Work required >> Copy the records below line for line, leaving out the pictures.

Records provided >>

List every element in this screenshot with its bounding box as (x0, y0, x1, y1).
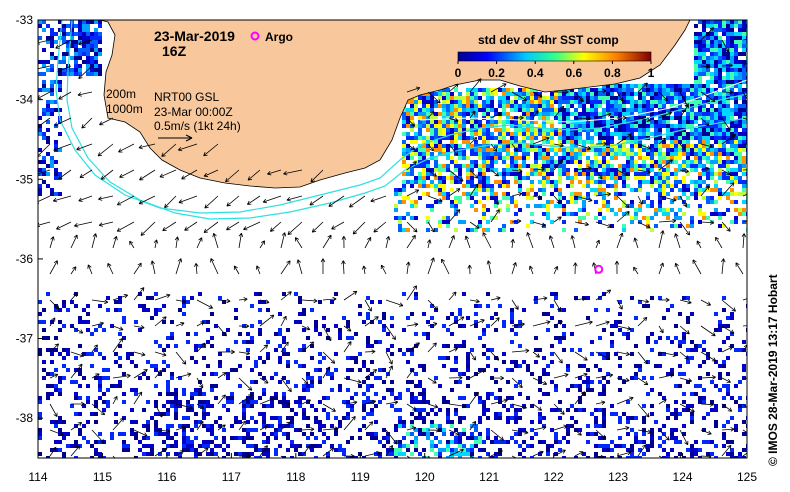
x-tick-label: 119 (351, 470, 370, 484)
y-axis: -33 -34 -35 -36 -37 -38 (16, 13, 43, 425)
contour-label-1000m: 1000m (106, 102, 143, 116)
product-time: 23-Mar 00:00Z (154, 105, 233, 119)
product-name: NRT00 GSL (154, 90, 219, 104)
vector-scale-label: 0.5m/s (1kt 24h) (154, 119, 241, 133)
y-tick-label: -33 (16, 13, 34, 27)
x-tick-label: 115 (93, 470, 112, 484)
map-time: 16Z (162, 43, 187, 59)
contour-1000m (66, 20, 747, 220)
x-tick-label: 114 (28, 470, 47, 484)
x-tick-label: 121 (479, 470, 499, 484)
x-axis: 114 115 116 117 118 119 120 121 122 123 124 125 (28, 453, 757, 484)
argo-legend-label: Argo (265, 30, 293, 44)
current-vectors (38, 27, 747, 458)
y-tick-label: -38 (16, 411, 34, 425)
x-tick-label: 116 (157, 470, 176, 484)
colorbar-tick-label: 0 (455, 66, 462, 80)
colorbar (457, 51, 652, 62)
y-tick-label: -36 (16, 252, 34, 266)
colorbar-tick-label: 0.4 (527, 66, 544, 80)
credit-container: © IMOS 28-Mar-2019 13:17 Hobart (760, 20, 784, 472)
colorbar-tick-label: 1 (648, 66, 655, 80)
colorbar-ticks: 0 0.2 0.4 0.6 0.8 1 (455, 61, 655, 80)
x-tick-label: 120 (415, 470, 435, 484)
x-tick-label: 124 (673, 470, 693, 484)
x-tick-label: 117 (222, 470, 241, 484)
colorbar-tick-label: 0.2 (488, 66, 505, 80)
x-tick-label: 123 (608, 470, 628, 484)
contour-label-200m: 200m (106, 87, 136, 101)
credit-text: © IMOS 28-Mar-2019 13:17 Hobart (766, 274, 780, 466)
colorbar-tick-label: 0.6 (565, 66, 582, 80)
colorbar-title: std dev of 4hr SST comp (478, 33, 619, 47)
x-tick-label: 122 (544, 470, 564, 484)
map-date: 23-Mar-2019 (154, 28, 235, 44)
colorbar-tick-label: 0.8 (604, 66, 621, 80)
contour-200m (55, 20, 747, 214)
vector-scale-arrow (158, 134, 193, 142)
australia-landmass (99, 20, 691, 189)
argo-float-marker[interactable] (594, 264, 604, 274)
y-tick-label: -37 (16, 332, 34, 346)
x-tick-label: 125 (737, 470, 757, 484)
contour-white (419, 79, 747, 123)
y-tick-label: -35 (16, 172, 34, 186)
y-tick-label: -34 (16, 93, 34, 107)
plot-frame (37, 19, 748, 459)
argo-legend-icon (250, 31, 260, 41)
x-tick-label: 118 (286, 470, 305, 484)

Task result >>
List every element in this screenshot with its bounding box as (x0, y0, x1, y1).
x-tick-label: 119 (351, 470, 370, 484)
y-axis: -33 -34 -35 -36 -37 -38 (16, 13, 43, 425)
contour-label-1000m: 1000m (106, 102, 143, 116)
product-time: 23-Mar 00:00Z (154, 105, 233, 119)
product-name: NRT00 GSL (154, 90, 219, 104)
vector-scale-label: 0.5m/s (1kt 24h) (154, 119, 241, 133)
y-tick-label: -33 (16, 13, 34, 27)
x-tick-label: 115 (93, 470, 112, 484)
map-time: 16Z (162, 43, 187, 59)
contour-1000m (66, 20, 747, 220)
x-tick-label: 114 (28, 470, 47, 484)
x-tick-label: 121 (479, 470, 499, 484)
x-axis: 114 115 116 117 118 119 120 121 122 123 124 125 (28, 453, 757, 484)
argo-legend-label: Argo (265, 30, 293, 44)
current-vectors (38, 27, 747, 458)
y-tick-label: -38 (16, 411, 34, 425)
x-tick-label: 116 (157, 470, 176, 484)
colorbar-tick-label: 0 (455, 66, 462, 80)
colorbar (457, 51, 652, 62)
y-tick-label: -36 (16, 252, 34, 266)
colorbar-tick-label: 0.4 (527, 66, 544, 80)
credit-container: © IMOS 28-Mar-2019 13:17 Hobart (760, 20, 784, 472)
colorbar-tick-label: 1 (648, 66, 655, 80)
colorbar-ticks: 0 0.2 0.4 0.6 0.8 1 (455, 61, 655, 80)
x-tick-label: 120 (415, 470, 435, 484)
x-tick-label: 124 (673, 470, 693, 484)
x-tick-label: 117 (222, 470, 241, 484)
colorbar-tick-label: 0.2 (488, 66, 505, 80)
x-tick-label: 123 (608, 470, 628, 484)
contour-label-200m: 200m (106, 87, 136, 101)
credit-text: © IMOS 28-Mar-2019 13:17 Hobart (766, 274, 780, 466)
colorbar-tick-label: 0.6 (565, 66, 582, 80)
colorbar-title: std dev of 4hr SST comp (478, 33, 619, 47)
x-tick-label: 122 (544, 470, 564, 484)
map-date: 23-Mar-2019 (154, 28, 235, 44)
colorbar-tick-label: 0.8 (604, 66, 621, 80)
contour-200m (55, 20, 747, 214)
vector-scale-arrow (158, 134, 193, 142)
australia-landmass (99, 20, 691, 189)
argo-float-marker[interactable] (594, 264, 604, 274)
y-tick-label: -37 (16, 332, 34, 346)
x-tick-label: 125 (737, 470, 757, 484)
contour-white (419, 79, 747, 123)
y-tick-label: -35 (16, 172, 34, 186)
y-tick-label: -34 (16, 93, 34, 107)
plot-frame (37, 19, 748, 459)
argo-legend-icon (250, 31, 260, 41)
x-tick-label: 118 (286, 470, 305, 484)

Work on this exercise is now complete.